Pictures do not belong in the copy, so please give every entry below again exactly.

★ ★ ★

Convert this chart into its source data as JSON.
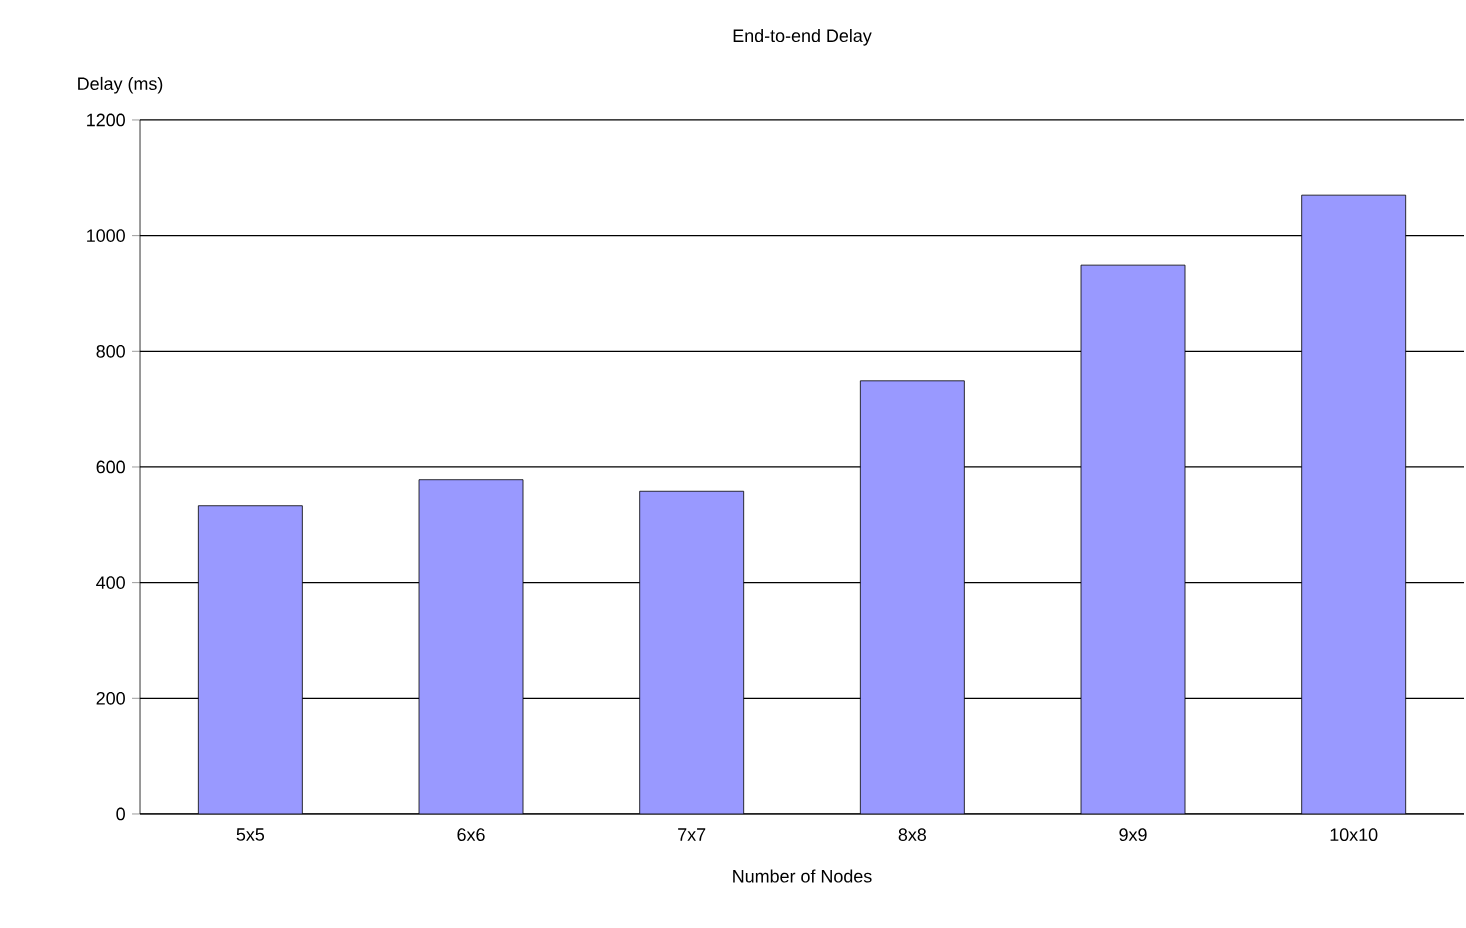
{
  "chart_data": {
    "type": "bar",
    "title": "End-to-end Delay",
    "xlabel": "Number of Nodes",
    "ylabel": "Delay (ms)",
    "categories": [
      "5x5",
      "6x6",
      "7x7",
      "8x8",
      "9x9",
      "10x10"
    ],
    "values": [
      533,
      578,
      558,
      749,
      949,
      1070
    ],
    "color": "#9999ff",
    "ylim": [
      0,
      1200
    ],
    "yticks": [
      0,
      200,
      400,
      600,
      800,
      1000,
      1200
    ],
    "grid": "y"
  }
}
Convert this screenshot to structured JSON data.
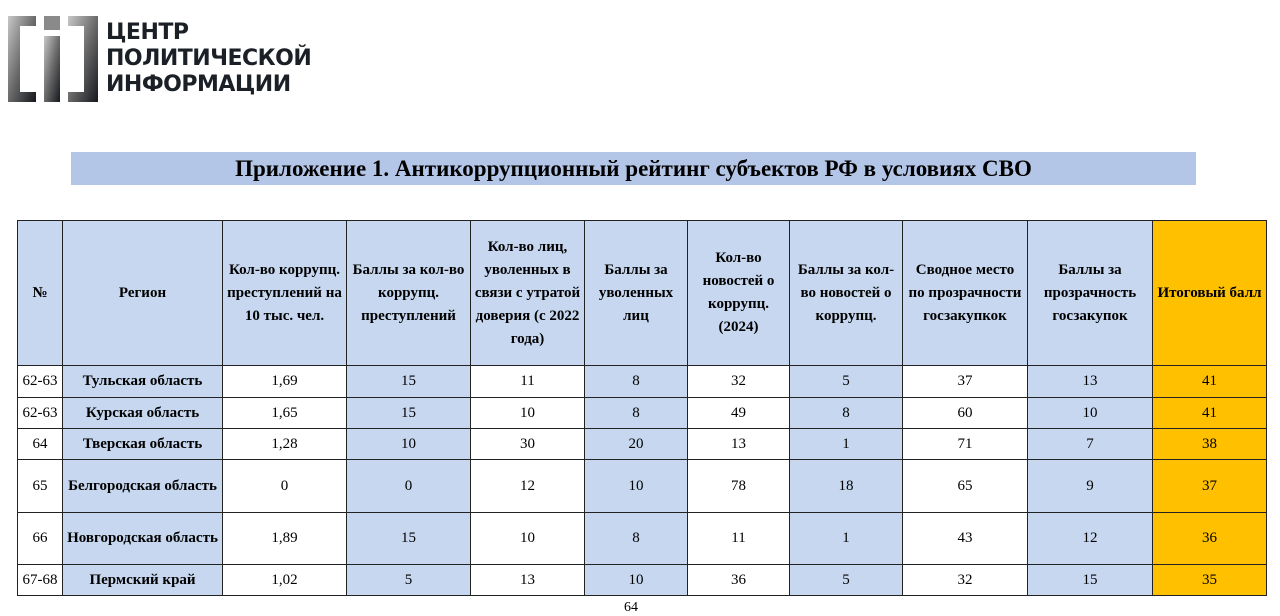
{
  "logo": {
    "text": [
      "ЦЕНТР",
      "ПОЛИТИЧЕСКОЙ",
      "ИНФОРМАЦИИ"
    ]
  },
  "title": "Приложение 1. Антикоррупционный рейтинг субъектов РФ в условиях СВО",
  "colors": {
    "header_blue": "#c6d7ef",
    "title_blue": "#b4c6e7",
    "total_orange": "#ffc000"
  },
  "table": {
    "headers": [
      "№",
      "Регион",
      "Кол-во коррупц. преступлений на 10 тыс. чел.",
      "Баллы за кол-во коррупц. преступлений",
      "Кол-во лиц, уволенных в связи с утратой доверия (с 2022 года)",
      "Баллы за уволенных лиц",
      "Кол-во новостей о коррупц. (2024)",
      "Баллы за кол-во новостей о коррупц.",
      "Сводное место по прозрачности госзакупкок",
      "Баллы за прозрачность госзакупок",
      "Итоговый балл"
    ],
    "rows": [
      [
        "62-63",
        "Тульская область",
        "1,69",
        "15",
        "11",
        "8",
        "32",
        "5",
        "37",
        "13",
        "41"
      ],
      [
        "62-63",
        "Курская область",
        "1,65",
        "15",
        "10",
        "8",
        "49",
        "8",
        "60",
        "10",
        "41"
      ],
      [
        "64",
        "Тверская область",
        "1,28",
        "10",
        "30",
        "20",
        "13",
        "1",
        "71",
        "7",
        "38"
      ],
      [
        "65",
        "Белгородская область",
        "0",
        "0",
        "12",
        "10",
        "78",
        "18",
        "65",
        "9",
        "37"
      ],
      [
        "66",
        "Новгородская область",
        "1,89",
        "15",
        "10",
        "8",
        "11",
        "1",
        "43",
        "12",
        "36"
      ],
      [
        "67-68",
        "Пермский край",
        "1,02",
        "5",
        "13",
        "10",
        "36",
        "5",
        "32",
        "15",
        "35"
      ]
    ]
  },
  "page_number": "64"
}
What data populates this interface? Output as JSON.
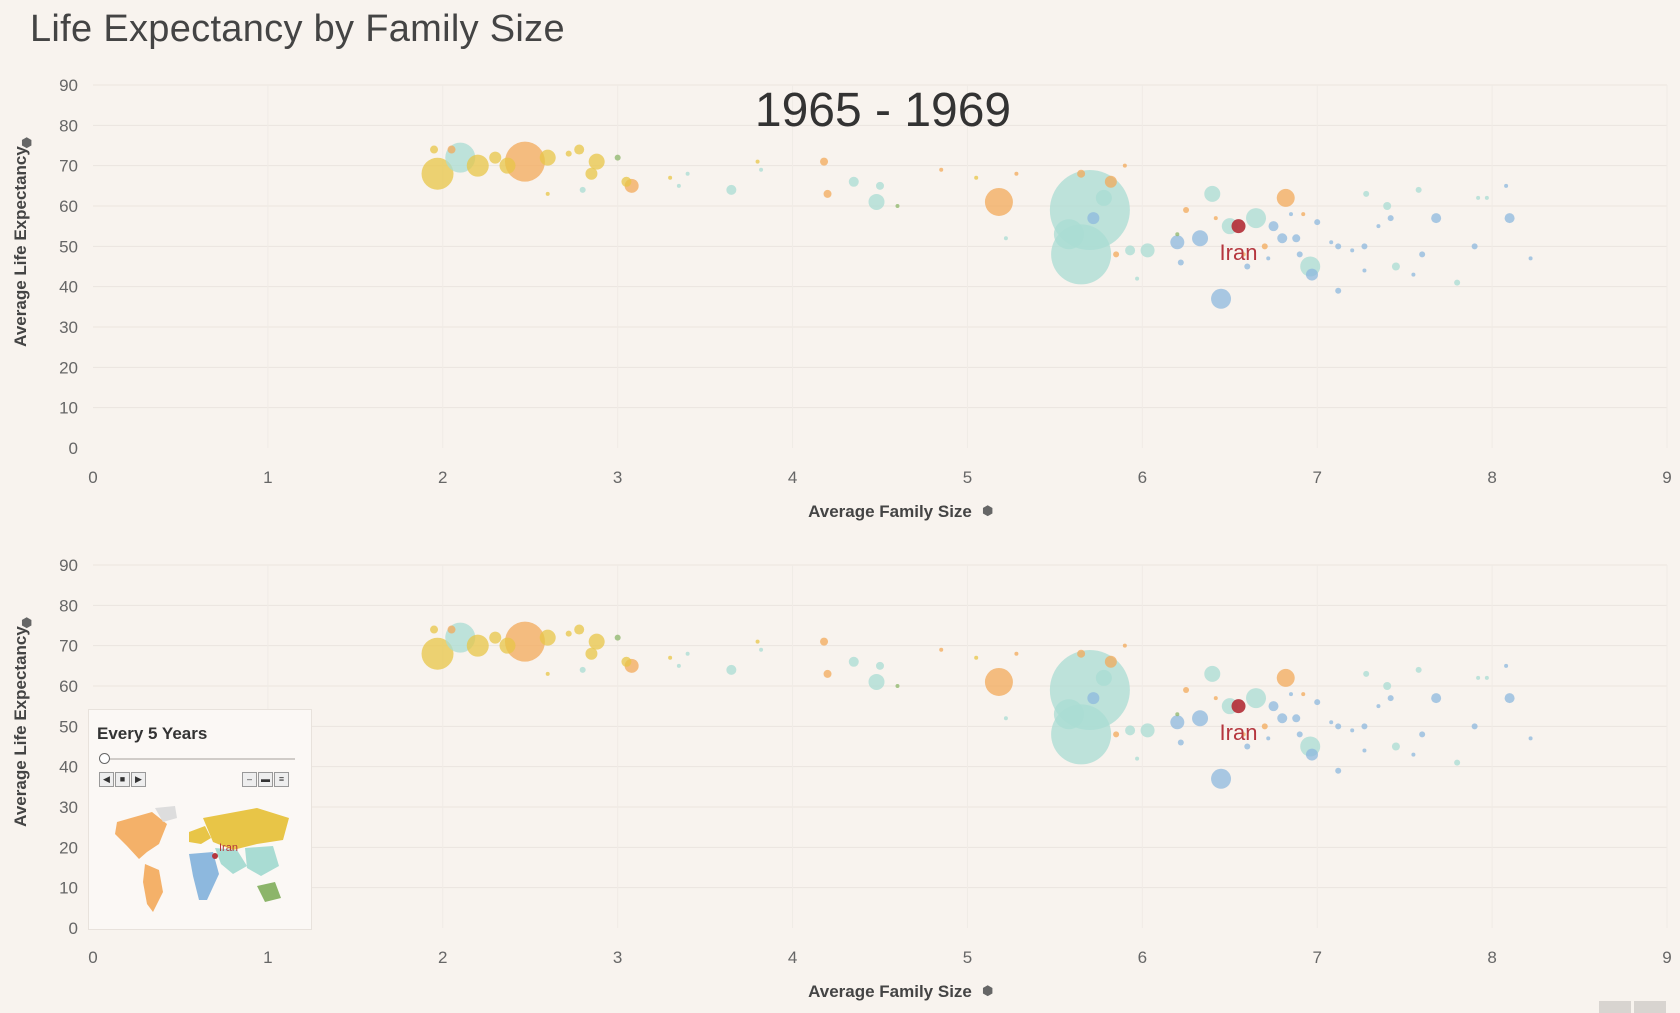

★ ★ ★

* Result of the exercise *
Convert this chart into its source data as JSON.
{
  "chart_data": {
    "type": "bar",
    "title": "End-to-end Delay",
    "xlabel": "Number of Nodes",
    "ylabel": "Delay (ms)",
    "categories": [
      "5x5",
      "6x6",
      "7x7",
      "8x8",
      "9x9",
      "10x10"
    ],
    "values": [
      533,
      578,
      558,
      749,
      949,
      1070
    ],
    "color": "#9999ff",
    "ylim": [
      0,
      1200
    ],
    "yticks": [
      0,
      200,
      400,
      600,
      800,
      1000,
      1200
    ],
    "grid": "y"
  }
}
Convert this screenshot to structured JSON data.
{
  "logo": {
    "text": [
      "ЦЕНТР",
      "ПОЛИТИЧЕСКОЙ",
      "ИНФОРМАЦИИ"
    ]
  },
  "title": "Приложение 1. Антикоррупционный рейтинг субъектов РФ в условиях СВО",
  "colors": {
    "header_blue": "#c6d7ef",
    "title_blue": "#b4c6e7",
    "total_orange": "#ffc000"
  },
  "table": {
    "headers": [
      "№",
      "Регион",
      "Кол-во коррупц. преступлений на 10 тыс. чел.",
      "Баллы за кол-во коррупц. преступлений",
      "Кол-во лиц, уволенных в связи с утратой доверия (с 2022 года)",
      "Баллы за уволенных лиц",
      "Кол-во новостей о коррупц. (2024)",
      "Баллы за кол-во новостей о коррупц.",
      "Сводное место по прозрачности госзакупкок",
      "Баллы за прозрачность госзакупок",
      "Итоговый балл"
    ],
    "rows": [
      [
        "62-63",
        "Тульская область",
        "1,69",
        "15",
        "11",
        "8",
        "32",
        "5",
        "37",
        "13",
        "41"
      ],
      [
        "62-63",
        "Курская область",
        "1,65",
        "15",
        "10",
        "8",
        "49",
        "8",
        "60",
        "10",
        "41"
      ],
      [
        "64",
        "Тверская область",
        "1,28",
        "10",
        "30",
        "20",
        "13",
        "1",
        "71",
        "7",
        "38"
      ],
      [
        "65",
        "Белгородская область",
        "0",
        "0",
        "12",
        "10",
        "78",
        "18",
        "65",
        "9",
        "37"
      ],
      [
        "66",
        "Новгородская область",
        "1,89",
        "15",
        "10",
        "8",
        "11",
        "1",
        "43",
        "12",
        "36"
      ],
      [
        "67-68",
        "Пермский край",
        "1,02",
        "5",
        "13",
        "10",
        "36",
        "5",
        "32",
        "15",
        "35"
      ]
    ]
  },
  "page_number": "64"
}
What data populates this interface? Output as JSON.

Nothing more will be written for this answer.